■ **STATED GOAL**
Restate the data word for word and leave the images out.

┌─ DATA LINES

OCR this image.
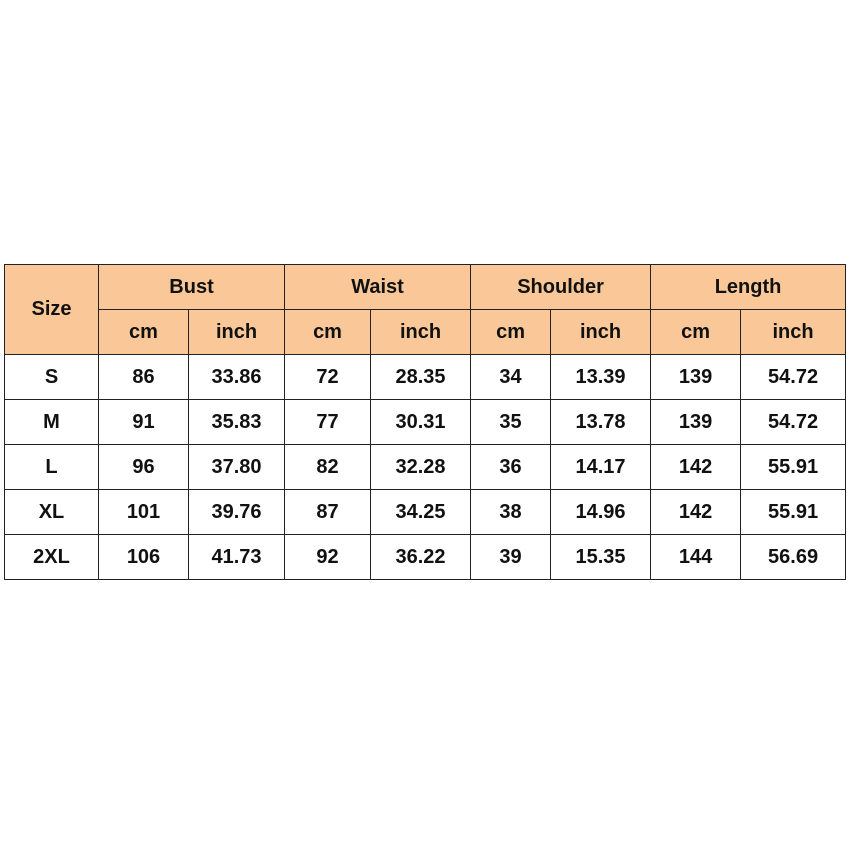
Size	Bust		Waist		Shoulder		Length	
	cm	inch	cm	inch	cm	inch	cm	inch
S	86	33.86	72	28.35	34	13.39	139	54.72
M	91	35.83	77	30.31	35	13.78	139	54.72
L	96	37.80	82	32.28	36	14.17	142	55.91
XL	101	39.76	87	34.25	38	14.96	142	55.91
2XL	106	41.73	92	36.22	39	15.35	144	56.69
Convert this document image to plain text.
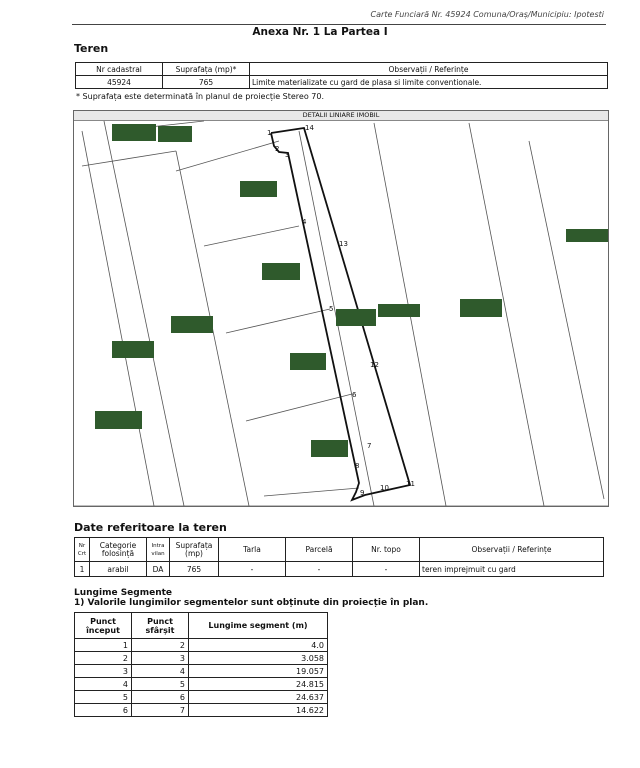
Carte Funciară Nr. 45924 Comuna/Oraș/Municipiu: Ipotesti
Anexa Nr. 1 La Partea I
Teren
Nr cadastral	Suprafața (mp)*	Observații / Referințe
45924	765	Limite materializate cu gard de plasa si limite conventionale.
* Suprafața este determinată în planul de proiecție Stereo 70.
DETALII LINIARE IMOBIL
1
2
3
4
5
6
7
8
9
10 11
12
13
14
Date referitoare la teren
Nr Crt	Categorie folosință	Intra vilan	Suprafața (mp)	Tarla	Parcelă	Nr. topo	Observații / Referințe
1	arabil	DA	765	-	-	-	teren imprejmuit cu gard
Lungime Segmente
1) Valorile lungimilor segmentelor sunt obținute din proiecție în plan.
Punct început	Punct sfârșit	Lungime segment (m)
1	2	4.0
2	3	3.058
3	4	19.057
4	5	24.815
5	6	24.637
6	7	14.622
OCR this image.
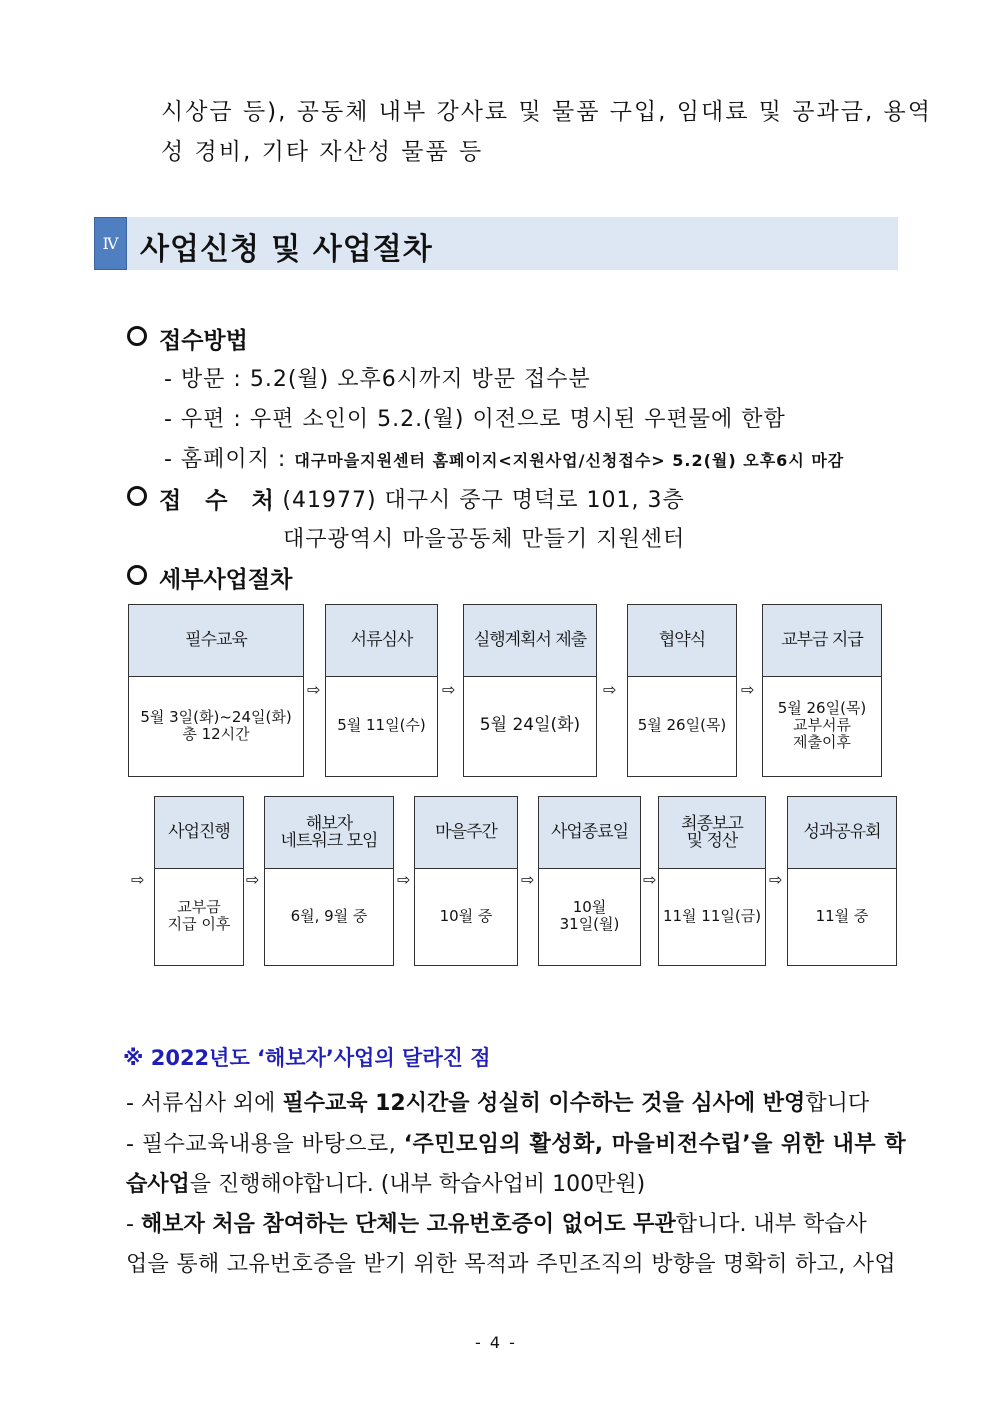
시상금 등), 공동체 내부 강사료 및 물품 구입, 임대료 및 공과금, 용역
성 경비, 기타 자산성 물품 등
Ⅳ 사업신청 및 사업절차
접수방법
- 방문 : 5.2(월) 오후6시까지 방문 접수분
- 우편 : 우편 소인이 5.2.(월) 이전으로 명시된 우편물에 한함
- 홈페이지 : 대구마을지원센터 홈페이지<지원사업/신청접수> 5.2(월) 오후6시 마감
접 수 처
: (41977) 대구시 중구 명덕로 101, 3층
대구광역시 마을공동체 만들기 지원센터
세부사업절차
필수교육
5월 3일(화)~24일(화)
총 12시간
⇨
서류심사
5월 11일(수)
⇨
실행계획서 제출
5월 24일(화)
⇨
협약식
5월 26일(목)
⇨
교부금 지급
5월 26일(목)
교부서류
제출이후
⇨
사업진행
교부금
지급 이후
⇨
해보자
네트워크 모임
6월, 9월 중
⇨
마을주간
10월 중
⇨
사업종료일
10월
31일(월)
⇨
최종보고
및 정산
11월 11일(금)
⇨
성과공유회
11월 중
※ 2022년도 ‘해보자’사업의 달라진 점
- 서류심사 외에 필수교육 12시간을 성실히 이수하는 것을 심사에 반영합니다
- 필수교육내용을 바탕으로, ‘주민모임의 활성화, 마을비전수립’을 위한 내부 학
습사업을 진행해야합니다. (내부 학습사업비 100만원)
- 해보자 처음 참여하는 단체는 고유번호증이 없어도 무관합니다. 내부 학습사
업을 통해 고유번호증을 받기 위한 목적과 주민조직의 방향을 명확히 하고, 사업
- 4 -
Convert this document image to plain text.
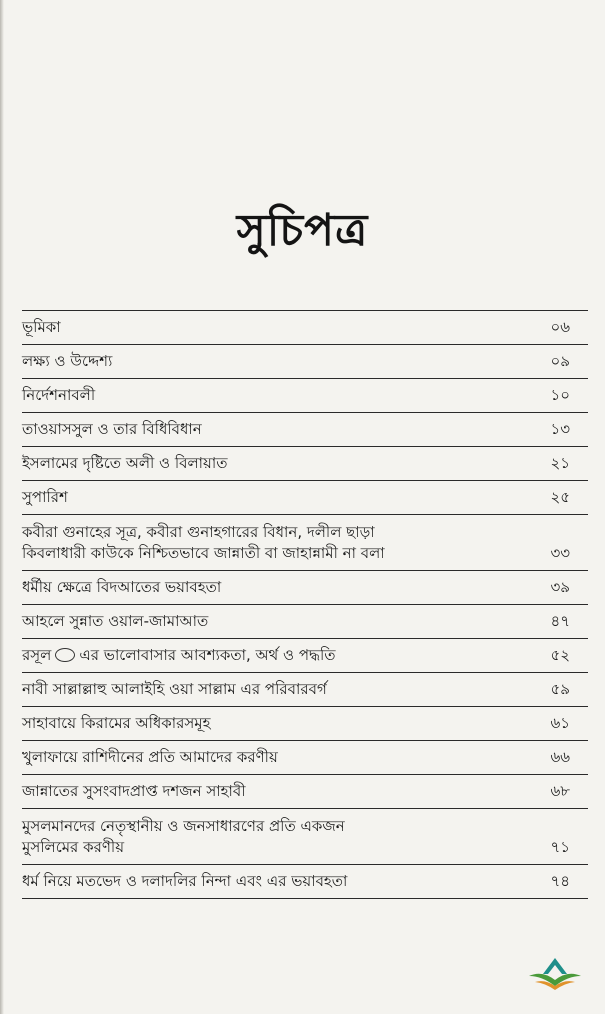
সুচিপত্র
ভূমিকা	০৬
লক্ষ্য ও উদ্দেশ্য	০৯
নির্দেশনাবলী	১০
তাওয়াসসুল ও তার বিধিবিধান	১৩
ইসলামের দৃষ্টিতে অলী ও বিলায়াত	২১
সুপারিশ	২৫
কবীরা গুনাহের সূত্র, কবীরা গুনাহগারের বিধান, দলীল ছাড়া
কিবলাধারী কাউকে নিশ্চিতভাবে জান্নাতী বা জাহান্নামী না বলা	৩৩
ধর্মীয় ক্ষেত্রে বিদআতের ভয়াবহতা	৩৯
আহলে সুন্নাত ওয়াল-জামাআত	৪৭
রসূল এর ভালোবাসার আবশ্যকতা, অর্থ ও পদ্ধতি	৫২
নাবী সাল্লাল্লাহু আলাইহি ওয়া সাল্লাম এর পরিবারবর্গ	৫৯
সাহাবায়ে কিরামের অধিকারসমূহ	৬১
খুলাফায়ে রাশিদীনের প্রতি আমাদের করণীয়	৬৬
জান্নাতের সুসংবাদপ্রাপ্ত দশজন সাহাবী	৬৮
মুসলমানদের নেতৃস্থানীয় ও জনসাধারণের প্রতি একজন
মুসলিমের করণীয়	৭১
ধর্ম নিয়ে মতভেদ ও দলাদলির নিন্দা এবং এর ভয়াবহতা	৭৪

└─

■ **RESULT OF THE EXERCISE**
OCR this image.
Size	Bust		Waist		Shoulder		Length	
	cm	inch	cm	inch	cm	inch	cm	inch
S	86	33.86	72	28.35	34	13.39	139	54.72
M	91	35.83	77	30.31	35	13.78	139	54.72
L	96	37.80	82	32.28	36	14.17	142	55.91
XL	101	39.76	87	34.25	38	14.96	142	55.91
2XL	106	41.73	92	36.22	39	15.35	144	56.69
Convert this document image to plain text.
Carte Funciară Nr. 45924 Comuna/Oraș/Municipiu: Ipotesti
Anexa Nr. 1 La Partea I
Teren
Nr cadastral	Suprafața (mp)*	Observații / Referințe
45924	765	Limite materializate cu gard de plasa si limite conventionale.
* Suprafața este determinată în planul de proiecție Stereo 70.
DETALII LINIARE IMOBIL
1
2
3
4
5
6
7
8
9
10 11
12
13
14
Date referitoare la teren
Nr Crt	Categorie folosință	Intra vilan	Suprafața (mp)	Tarla	Parcelă	Nr. topo	Observații / Referințe
1	arabil	DA	765	-	-	-	teren imprejmuit cu gard
Lungime Segmente
1) Valorile lungimilor segmentelor sunt obținute din proiecție în plan.
Punct început	Punct sfârșit	Lungime segment (m)
1	2	4.0
2	3	3.058
3	4	19.057
4	5	24.815
5	6	24.637
6	7	14.622
OCR this image.
시상금 등), 공동체 내부 강사료 및 물품 구입, 임대료 및 공과금, 용역
성 경비, 기타 자산성 물품 등
Ⅳ 사업신청 및 사업절차
접수방법
- 방문 : 5.2(월) 오후6시까지 방문 접수분
- 우편 : 우편 소인이 5.2.(월) 이전으로 명시된 우편물에 한함
- 홈페이지 : 대구마을지원센터 홈페이지<지원사업/신청접수> 5.2(월) 오후6시 마감
접 수 처
: (41977) 대구시 중구 명덕로 101, 3층
대구광역시 마을공동체 만들기 지원센터
세부사업절차
필수교육
5월 3일(화)~24일(화)
총 12시간
⇨
서류심사
5월 11일(수)
⇨
실행계획서 제출
5월 24일(화)
⇨
협약식
5월 26일(목)
⇨
교부금 지급
5월 26일(목)
교부서류
제출이후
⇨
사업진행
교부금
지급 이후
⇨
해보자
네트워크 모임
6월, 9월 중
⇨
마을주간
10월 중
⇨
사업종료일
10월
31일(월)
⇨
최종보고
및 정산
11월 11일(금)
⇨
성과공유회
11월 중
※ 2022년도 ‘해보자’사업의 달라진 점
- 서류심사 외에 필수교육 12시간을 성실히 이수하는 것을 심사에 반영합니다
- 필수교육내용을 바탕으로, ‘주민모임의 활성화, 마을비전수립’을 위한 내부 학
습사업을 진행해야합니다. (내부 학습사업비 100만원)
- 해보자 처음 참여하는 단체는 고유번호증이 없어도 무관합니다. 내부 학습사
업을 통해 고유번호증을 받기 위한 목적과 주민조직의 방향을 명확히 하고, 사업
- 4 -
Convert this document image to plain text.
সুচিপত্র
ভূমিকা	০৬
লক্ষ্য ও উদ্দেশ্য	০৯
নির্দেশনাবলী	১০
তাওয়াসসুল ও তার বিধিবিধান	১৩
ইসলামের দৃষ্টিতে অলী ও বিলায়াত	২১
সুপারিশ	২৫
কবীরা গুনাহের সূত্র, কবীরা গুনাহগারের বিধান, দলীল ছাড়া
কিবলাধারী কাউকে নিশ্চিতভাবে জান্নাতী বা জাহান্নামী না বলা	৩৩
ধর্মীয় ক্ষেত্রে বিদআতের ভয়াবহতা	৩৯
আহলে সুন্নাত ওয়াল-জামাআত	৪৭
রসূল এর ভালোবাসার আবশ্যকতা, অর্থ ও পদ্ধতি	৫২
নাবী সাল্লাল্লাহু আলাইহি ওয়া সাল্লাম এর পরিবারবর্গ	৫৯
সাহাবায়ে কিরামের অধিকারসমূহ	৬১
খুলাফায়ে রাশিদীনের প্রতি আমাদের করণীয়	৬৬
জান্নাতের সুসংবাদপ্রাপ্ত দশজন সাহাবী	৬৮
মুসলমানদের নেতৃস্থানীয় ও জনসাধারণের প্রতি একজন
মুসলিমের করণীয়	৭১
ধর্ম নিয়ে মতভেদ ও দলাদলির নিন্দা এবং এর ভয়াবহতা	৭৪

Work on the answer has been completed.